_Excerpted data_:
>> Begin
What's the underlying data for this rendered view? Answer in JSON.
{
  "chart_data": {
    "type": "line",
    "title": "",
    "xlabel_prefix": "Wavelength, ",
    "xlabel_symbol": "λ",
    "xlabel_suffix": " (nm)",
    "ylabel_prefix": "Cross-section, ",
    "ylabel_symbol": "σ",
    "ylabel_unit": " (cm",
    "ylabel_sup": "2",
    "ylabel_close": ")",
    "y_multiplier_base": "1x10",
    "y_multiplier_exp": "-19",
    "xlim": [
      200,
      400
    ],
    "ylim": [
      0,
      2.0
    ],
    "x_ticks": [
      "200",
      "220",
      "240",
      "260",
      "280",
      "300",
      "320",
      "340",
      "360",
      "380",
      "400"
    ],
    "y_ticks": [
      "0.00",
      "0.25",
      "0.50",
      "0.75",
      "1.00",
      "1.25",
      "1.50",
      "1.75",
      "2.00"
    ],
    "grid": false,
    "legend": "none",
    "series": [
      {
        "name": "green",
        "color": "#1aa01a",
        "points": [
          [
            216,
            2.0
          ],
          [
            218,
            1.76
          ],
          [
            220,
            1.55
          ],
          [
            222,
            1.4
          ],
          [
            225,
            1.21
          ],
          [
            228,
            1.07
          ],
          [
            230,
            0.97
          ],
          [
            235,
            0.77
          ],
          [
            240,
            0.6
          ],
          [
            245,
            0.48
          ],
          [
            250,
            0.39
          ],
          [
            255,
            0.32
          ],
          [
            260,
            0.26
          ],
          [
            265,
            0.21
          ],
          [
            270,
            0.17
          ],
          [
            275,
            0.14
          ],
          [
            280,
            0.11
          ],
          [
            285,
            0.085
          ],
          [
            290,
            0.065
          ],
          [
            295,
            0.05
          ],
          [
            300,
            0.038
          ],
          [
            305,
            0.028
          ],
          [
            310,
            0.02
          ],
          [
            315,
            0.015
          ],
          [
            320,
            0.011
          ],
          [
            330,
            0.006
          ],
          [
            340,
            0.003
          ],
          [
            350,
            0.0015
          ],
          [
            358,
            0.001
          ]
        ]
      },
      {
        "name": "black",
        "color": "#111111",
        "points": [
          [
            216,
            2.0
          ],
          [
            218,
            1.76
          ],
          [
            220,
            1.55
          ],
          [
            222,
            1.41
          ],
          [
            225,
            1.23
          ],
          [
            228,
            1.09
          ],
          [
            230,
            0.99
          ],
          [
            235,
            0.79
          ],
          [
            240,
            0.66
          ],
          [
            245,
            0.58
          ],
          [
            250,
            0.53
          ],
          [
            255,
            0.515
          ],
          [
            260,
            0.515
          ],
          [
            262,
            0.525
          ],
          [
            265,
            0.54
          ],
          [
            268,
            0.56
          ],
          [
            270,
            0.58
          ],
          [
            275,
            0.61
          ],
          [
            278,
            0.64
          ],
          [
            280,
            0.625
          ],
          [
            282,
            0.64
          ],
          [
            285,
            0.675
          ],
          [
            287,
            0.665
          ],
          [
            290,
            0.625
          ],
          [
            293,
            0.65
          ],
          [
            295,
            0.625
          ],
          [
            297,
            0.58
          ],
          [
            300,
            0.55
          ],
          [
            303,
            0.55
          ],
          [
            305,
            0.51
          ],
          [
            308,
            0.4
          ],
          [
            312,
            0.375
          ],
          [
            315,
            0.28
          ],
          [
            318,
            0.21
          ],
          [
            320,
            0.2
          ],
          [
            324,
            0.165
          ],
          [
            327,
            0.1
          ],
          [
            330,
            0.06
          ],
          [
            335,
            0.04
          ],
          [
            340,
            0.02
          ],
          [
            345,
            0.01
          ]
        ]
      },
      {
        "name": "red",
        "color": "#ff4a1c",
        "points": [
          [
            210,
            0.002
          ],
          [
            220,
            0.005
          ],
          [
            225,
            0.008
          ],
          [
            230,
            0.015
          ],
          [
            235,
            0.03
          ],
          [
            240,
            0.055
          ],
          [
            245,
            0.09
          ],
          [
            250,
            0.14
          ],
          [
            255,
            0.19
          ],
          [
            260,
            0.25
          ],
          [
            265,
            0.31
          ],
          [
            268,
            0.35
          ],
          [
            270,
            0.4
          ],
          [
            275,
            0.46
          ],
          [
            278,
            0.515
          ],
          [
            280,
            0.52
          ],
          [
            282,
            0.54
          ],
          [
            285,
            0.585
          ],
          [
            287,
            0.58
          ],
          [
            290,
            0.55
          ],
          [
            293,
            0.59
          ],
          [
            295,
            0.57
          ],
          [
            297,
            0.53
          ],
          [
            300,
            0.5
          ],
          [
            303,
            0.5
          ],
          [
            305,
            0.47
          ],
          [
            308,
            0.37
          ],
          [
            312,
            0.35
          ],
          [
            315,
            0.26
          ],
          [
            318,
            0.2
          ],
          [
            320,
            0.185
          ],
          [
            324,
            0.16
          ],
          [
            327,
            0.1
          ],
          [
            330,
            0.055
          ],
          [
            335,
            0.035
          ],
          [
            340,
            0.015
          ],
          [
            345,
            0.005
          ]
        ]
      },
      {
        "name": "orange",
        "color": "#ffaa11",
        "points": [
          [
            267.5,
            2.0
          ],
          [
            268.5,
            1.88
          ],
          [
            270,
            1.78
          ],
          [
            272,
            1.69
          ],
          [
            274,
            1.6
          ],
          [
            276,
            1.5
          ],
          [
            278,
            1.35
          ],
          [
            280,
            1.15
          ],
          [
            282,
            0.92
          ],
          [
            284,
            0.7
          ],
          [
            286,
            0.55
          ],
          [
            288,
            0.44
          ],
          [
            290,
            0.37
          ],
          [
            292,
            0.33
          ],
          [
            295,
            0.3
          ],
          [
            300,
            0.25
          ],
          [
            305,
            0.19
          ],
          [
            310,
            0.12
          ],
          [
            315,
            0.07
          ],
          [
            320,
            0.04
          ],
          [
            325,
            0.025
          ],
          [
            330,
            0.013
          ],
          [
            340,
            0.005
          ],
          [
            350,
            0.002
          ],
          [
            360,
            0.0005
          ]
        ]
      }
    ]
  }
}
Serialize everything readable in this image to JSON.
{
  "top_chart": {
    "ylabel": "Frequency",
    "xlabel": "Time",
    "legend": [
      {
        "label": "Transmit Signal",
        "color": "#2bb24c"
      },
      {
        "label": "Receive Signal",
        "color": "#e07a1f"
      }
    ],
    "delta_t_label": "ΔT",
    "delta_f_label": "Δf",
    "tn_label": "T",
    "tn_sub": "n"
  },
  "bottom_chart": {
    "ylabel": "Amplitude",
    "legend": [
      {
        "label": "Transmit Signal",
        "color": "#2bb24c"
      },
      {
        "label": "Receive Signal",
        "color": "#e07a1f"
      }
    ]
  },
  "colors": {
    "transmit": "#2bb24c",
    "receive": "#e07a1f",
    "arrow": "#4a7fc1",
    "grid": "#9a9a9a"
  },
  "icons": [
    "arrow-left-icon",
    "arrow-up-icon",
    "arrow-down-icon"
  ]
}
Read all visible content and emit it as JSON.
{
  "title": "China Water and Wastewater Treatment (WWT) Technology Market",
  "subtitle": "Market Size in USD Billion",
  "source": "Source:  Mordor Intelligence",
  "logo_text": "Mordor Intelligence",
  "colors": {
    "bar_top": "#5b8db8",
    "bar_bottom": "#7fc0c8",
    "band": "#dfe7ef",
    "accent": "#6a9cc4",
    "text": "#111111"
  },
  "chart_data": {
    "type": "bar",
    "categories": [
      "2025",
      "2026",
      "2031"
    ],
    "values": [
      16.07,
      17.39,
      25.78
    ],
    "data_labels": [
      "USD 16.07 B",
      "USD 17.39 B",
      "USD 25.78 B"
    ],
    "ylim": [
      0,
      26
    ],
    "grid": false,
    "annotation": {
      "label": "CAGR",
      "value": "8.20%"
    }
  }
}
>> End
_Written exercise_: Take the entries above and transcribe them in full.

_Response to this exercise_:
What's the underlying data for this rendered view? Answer in JSON.
{
  "chart_data": {
    "type": "line",
    "title": "",
    "xlabel_prefix": "Wavelength, ",
    "xlabel_symbol": "λ",
    "xlabel_suffix": " (nm)",
    "ylabel_prefix": "Cross-section, ",
    "ylabel_symbol": "σ",
    "ylabel_unit": " (cm",
    "ylabel_sup": "2",
    "ylabel_close": ")",
    "y_multiplier_base": "1x10",
    "y_multiplier_exp": "-19",
    "xlim": [
      200,
      400
    ],
    "ylim": [
      0,
      2.0
    ],
    "x_ticks": [
      "200",
      "220",
      "240",
      "260",
      "280",
      "300",
      "320",
      "340",
      "360",
      "380",
      "400"
    ],
    "y_ticks": [
      "0.00",
      "0.25",
      "0.50",
      "0.75",
      "1.00",
      "1.25",
      "1.50",
      "1.75",
      "2.00"
    ],
    "grid": false,
    "legend": "none",
    "series": [
      {
        "name": "green",
        "color": "#1aa01a",
        "points": [
          [
            216,
            2.0
          ],
          [
            218,
            1.76
          ],
          [
            220,
            1.55
          ],
          [
            222,
            1.4
          ],
          [
            225,
            1.21
          ],
          [
            228,
            1.07
          ],
          [
            230,
            0.97
          ],
          [
            235,
            0.77
          ],
          [
            240,
            0.6
          ],
          [
            245,
            0.48
          ],
          [
            250,
            0.39
          ],
          [
            255,
            0.32
          ],
          [
            260,
            0.26
          ],
          [
            265,
            0.21
          ],
          [
            270,
            0.17
          ],
          [
            275,
            0.14
          ],
          [
            280,
            0.11
          ],
          [
            285,
            0.085
          ],
          [
            290,
            0.065
          ],
          [
            295,
            0.05
          ],
          [
            300,
            0.038
          ],
          [
            305,
            0.028
          ],
          [
            310,
            0.02
          ],
          [
            315,
            0.015
          ],
          [
            320,
            0.011
          ],
          [
            330,
            0.006
          ],
          [
            340,
            0.003
          ],
          [
            350,
            0.0015
          ],
          [
            358,
            0.001
          ]
        ]
      },
      {
        "name": "black",
        "color": "#111111",
        "points": [
          [
            216,
            2.0
          ],
          [
            218,
            1.76
          ],
          [
            220,
            1.55
          ],
          [
            222,
            1.41
          ],
          [
            225,
            1.23
          ],
          [
            228,
            1.09
          ],
          [
            230,
            0.99
          ],
          [
            235,
            0.79
          ],
          [
            240,
            0.66
          ],
          [
            245,
            0.58
          ],
          [
            250,
            0.53
          ],
          [
            255,
            0.515
          ],
          [
            260,
            0.515
          ],
          [
            262,
            0.525
          ],
          [
            265,
            0.54
          ],
          [
            268,
            0.56
          ],
          [
            270,
            0.58
          ],
          [
            275,
            0.61
          ],
          [
            278,
            0.64
          ],
          [
            280,
            0.625
          ],
          [
            282,
            0.64
          ],
          [
            285,
            0.675
          ],
          [
            287,
            0.665
          ],
          [
            290,
            0.625
          ],
          [
            293,
            0.65
          ],
          [
            295,
            0.625
          ],
          [
            297,
            0.58
          ],
          [
            300,
            0.55
          ],
          [
            303,
            0.55
          ],
          [
            305,
            0.51
          ],
          [
            308,
            0.4
          ],
          [
            312,
            0.375
          ],
          [
            315,
            0.28
          ],
          [
            318,
            0.21
          ],
          [
            320,
            0.2
          ],
          [
            324,
            0.165
          ],
          [
            327,
            0.1
          ],
          [
            330,
            0.06
          ],
          [
            335,
            0.04
          ],
          [
            340,
            0.02
          ],
          [
            345,
            0.01
          ]
        ]
      },
      {
        "name": "red",
        "color": "#ff4a1c",
        "points": [
          [
            210,
            0.002
          ],
          [
            220,
            0.005
          ],
          [
            225,
            0.008
          ],
          [
            230,
            0.015
          ],
          [
            235,
            0.03
          ],
          [
            240,
            0.055
          ],
          [
            245,
            0.09
          ],
          [
            250,
            0.14
          ],
          [
            255,
            0.19
          ],
          [
            260,
            0.25
          ],
          [
            265,
            0.31
          ],
          [
            268,
            0.35
          ],
          [
            270,
            0.4
          ],
          [
            275,
            0.46
          ],
          [
            278,
            0.515
          ],
          [
            280,
            0.52
          ],
          [
            282,
            0.54
          ],
          [
            285,
            0.585
          ],
          [
            287,
            0.58
          ],
          [
            290,
            0.55
          ],
          [
            293,
            0.59
          ],
          [
            295,
            0.57
          ],
          [
            297,
            0.53
          ],
          [
            300,
            0.5
          ],
          [
            303,
            0.5
          ],
          [
            305,
            0.47
          ],
          [
            308,
            0.37
          ],
          [
            312,
            0.35
          ],
          [
            315,
            0.26
          ],
          [
            318,
            0.2
          ],
          [
            320,
            0.185
          ],
          [
            324,
            0.16
          ],
          [
            327,
            0.1
          ],
          [
            330,
            0.055
          ],
          [
            335,
            0.035
          ],
          [
            340,
            0.015
          ],
          [
            345,
            0.005
          ]
        ]
      },
      {
        "name": "orange",
        "color": "#ffaa11",
        "points": [
          [
            267.5,
            2.0
          ],
          [
            268.5,
            1.88
          ],
          [
            270,
            1.78
          ],
          [
            272,
            1.69
          ],
          [
            274,
            1.6
          ],
          [
            276,
            1.5
          ],
          [
            278,
            1.35
          ],
          [
            280,
            1.15
          ],
          [
            282,
            0.92
          ],
          [
            284,
            0.7
          ],
          [
            286,
            0.55
          ],
          [
            288,
            0.44
          ],
          [
            290,
            0.37
          ],
          [
            292,
            0.33
          ],
          [
            295,
            0.3
          ],
          [
            300,
            0.25
          ],
          [
            305,
            0.19
          ],
          [
            310,
            0.12
          ],
          [
            315,
            0.07
          ],
          [
            320,
            0.04
          ],
          [
            325,
            0.025
          ],
          [
            330,
            0.013
          ],
          [
            340,
            0.005
          ],
          [
            350,
            0.002
          ],
          [
            360,
            0.0005
          ]
        ]
      }
    ]
  }
}
Serialize everything readable in this image to JSON.
{
  "top_chart": {
    "ylabel": "Frequency",
    "xlabel": "Time",
    "legend": [
      {
        "label": "Transmit Signal",
        "color": "#2bb24c"
      },
      {
        "label": "Receive Signal",
        "color": "#e07a1f"
      }
    ],
    "delta_t_label": "ΔT",
    "delta_f_label": "Δf",
    "tn_label": "T",
    "tn_sub": "n"
  },
  "bottom_chart": {
    "ylabel": "Amplitude",
    "legend": [
      {
        "label": "Transmit Signal",
        "color": "#2bb24c"
      },
      {
        "label": "Receive Signal",
        "color": "#e07a1f"
      }
    ]
  },
  "colors": {
    "transmit": "#2bb24c",
    "receive": "#e07a1f",
    "arrow": "#4a7fc1",
    "grid": "#9a9a9a"
  },
  "icons": [
    "arrow-left-icon",
    "arrow-up-icon",
    "arrow-down-icon"
  ]
}
Read all visible content and emit it as JSON.
{
  "title": "China Water and Wastewater Treatment (WWT) Technology Market",
  "subtitle": "Market Size in USD Billion",
  "source": "Source:  Mordor Intelligence",
  "logo_text": "Mordor Intelligence",
  "colors": {
    "bar_top": "#5b8db8",
    "bar_bottom": "#7fc0c8",
    "band": "#dfe7ef",
    "accent": "#6a9cc4",
    "text": "#111111"
  },
  "chart_data": {
    "type": "bar",
    "categories": [
      "2025",
      "2026",
      "2031"
    ],
    "values": [
      16.07,
      17.39,
      25.78
    ],
    "data_labels": [
      "USD 16.07 B",
      "USD 17.39 B",
      "USD 25.78 B"
    ],
    "ylim": [
      0,
      26
    ],
    "grid": false,
    "annotation": {
      "label": "CAGR",
      "value": "8.20%"
    }
  }
}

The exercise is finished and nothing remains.